▸ Goal: Recast every line of the records below as a JSON list of strings, one string per line, skipping any blank lines.

## Begin

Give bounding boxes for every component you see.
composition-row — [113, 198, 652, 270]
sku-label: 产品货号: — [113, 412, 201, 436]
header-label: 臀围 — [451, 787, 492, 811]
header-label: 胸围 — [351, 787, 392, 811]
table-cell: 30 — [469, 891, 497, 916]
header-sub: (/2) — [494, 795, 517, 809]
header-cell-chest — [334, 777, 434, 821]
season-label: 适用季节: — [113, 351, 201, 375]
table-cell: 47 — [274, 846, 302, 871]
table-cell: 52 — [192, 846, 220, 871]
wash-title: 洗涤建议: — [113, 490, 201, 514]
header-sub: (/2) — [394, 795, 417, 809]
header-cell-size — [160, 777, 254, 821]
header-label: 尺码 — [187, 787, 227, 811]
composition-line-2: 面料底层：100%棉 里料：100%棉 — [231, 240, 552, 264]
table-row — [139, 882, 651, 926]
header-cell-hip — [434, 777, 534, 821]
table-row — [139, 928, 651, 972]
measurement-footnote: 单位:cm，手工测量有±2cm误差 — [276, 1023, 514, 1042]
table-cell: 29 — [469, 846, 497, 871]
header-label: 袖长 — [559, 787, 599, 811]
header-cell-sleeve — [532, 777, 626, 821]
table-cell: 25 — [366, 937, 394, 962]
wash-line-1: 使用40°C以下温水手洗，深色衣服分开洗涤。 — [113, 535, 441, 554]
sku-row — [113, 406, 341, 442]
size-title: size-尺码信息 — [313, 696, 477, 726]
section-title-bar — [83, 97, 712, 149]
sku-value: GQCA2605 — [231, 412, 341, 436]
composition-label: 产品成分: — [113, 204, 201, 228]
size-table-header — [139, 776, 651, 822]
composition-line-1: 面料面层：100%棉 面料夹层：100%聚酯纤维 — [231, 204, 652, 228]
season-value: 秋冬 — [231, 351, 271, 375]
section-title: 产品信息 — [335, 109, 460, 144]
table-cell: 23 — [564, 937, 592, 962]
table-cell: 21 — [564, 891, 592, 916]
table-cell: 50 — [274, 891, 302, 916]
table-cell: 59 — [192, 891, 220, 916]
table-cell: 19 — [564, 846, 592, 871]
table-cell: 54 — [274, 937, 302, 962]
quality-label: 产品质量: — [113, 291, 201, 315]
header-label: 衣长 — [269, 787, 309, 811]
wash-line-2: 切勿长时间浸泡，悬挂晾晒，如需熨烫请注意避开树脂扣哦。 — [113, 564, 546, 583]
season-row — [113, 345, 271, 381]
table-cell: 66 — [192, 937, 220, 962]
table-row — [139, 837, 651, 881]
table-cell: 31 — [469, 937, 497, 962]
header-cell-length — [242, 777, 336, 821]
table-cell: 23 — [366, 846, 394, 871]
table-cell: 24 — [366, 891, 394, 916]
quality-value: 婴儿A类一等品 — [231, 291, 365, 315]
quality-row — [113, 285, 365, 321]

## End

▸ Response to this task:
[
  "Give bounding boxes for every component you see.",
  "composition-row — [113, 198, 652, 270]",
  "sku-label: 产品货号: — [113, 412, 201, 436]",
  "header-label: 臀围 — [451, 787, 492, 811]",
  "header-label: 胸围 — [351, 787, 392, 811]",
  "table-cell: 30 — [469, 891, 497, 916]",
  "header-sub: (/2) — [494, 795, 517, 809]",
  "header-cell-chest — [334, 777, 434, 821]",
  "season-label: 适用季节: — [113, 351, 201, 375]",
  "table-cell: 47 — [274, 846, 302, 871]",
  "table-cell: 52 — [192, 846, 220, 871]",
  "wash-title: 洗涤建议: — [113, 490, 201, 514]",
  "header-sub: (/2) — [394, 795, 417, 809]",
  "header-cell-size — [160, 777, 254, 821]",
  "header-label: 尺码 — [187, 787, 227, 811]",
  "composition-line-2: 面料底层：100%棉 里料：100%棉 — [231, 240, 552, 264]",
  "table-row — [139, 882, 651, 926]",
  "header-cell-hip — [434, 777, 534, 821]",
  "table-row — [139, 928, 651, 972]",
  "measurement-footnote: 单位:cm，手工测量有±2cm误差 — [276, 1023, 514, 1042]",
  "table-cell: 29 — [469, 846, 497, 871]",
  "header-label: 袖长 — [559, 787, 599, 811]",
  "header-cell-sleeve — [532, 777, 626, 821]",
  "table-cell: 25 — [366, 937, 394, 962]",
  "wash-line-1: 使用40°C以下温水手洗，深色衣服分开洗涤。 — [113, 535, 441, 554]",
  "sku-row — [113, 406, 341, 442]",
  "size-title: size-尺码信息 — [313, 696, 477, 726]",
  "section-title-bar — [83, 97, 712, 149]",
  "sku-value: GQCA2605 — [231, 412, 341, 436]",
  "composition-label: 产品成分: — [113, 204, 201, 228]",
  "size-table-header — [139, 776, 651, 822]",
  "composition-line-1: 面料面层：100%棉 面料夹层：100%聚酯纤维 — [231, 204, 652, 228]",
  "season-value: 秋冬 — [231, 351, 271, 375]",
  "section-title: 产品信息 — [335, 109, 460, 144]",
  "table-cell: 23 — [564, 937, 592, 962]",
  "table-cell: 21 — [564, 891, 592, 916]",
  "table-cell: 50 — [274, 891, 302, 916]",
  "table-cell: 59 — [192, 891, 220, 916]",
  "table-cell: 19 — [564, 846, 592, 871]",
  "table-cell: 54 — [274, 937, 302, 962]",
  "quality-label: 产品质量: — [113, 291, 201, 315]",
  "header-label: 衣长 — [269, 787, 309, 811]",
  "wash-line-2: 切勿长时间浸泡，悬挂晾晒，如需熨烫请注意避开树脂扣哦。 — [113, 564, 546, 583]",
  "season-row — [113, 345, 271, 381]",
  "table-cell: 66 — [192, 937, 220, 962]",
  "table-row — [139, 837, 651, 881]",
  "table-cell: 31 — [469, 937, 497, 962]",
  "header-cell-length — [242, 777, 336, 821]",
  "table-cell: 23 — [366, 846, 394, 871]",
  "table-cell: 24 — [366, 891, 394, 916]",
  "quality-value: 婴儿A类一等品 — [231, 291, 365, 315]",
  "quality-row — [113, 285, 365, 321]"
]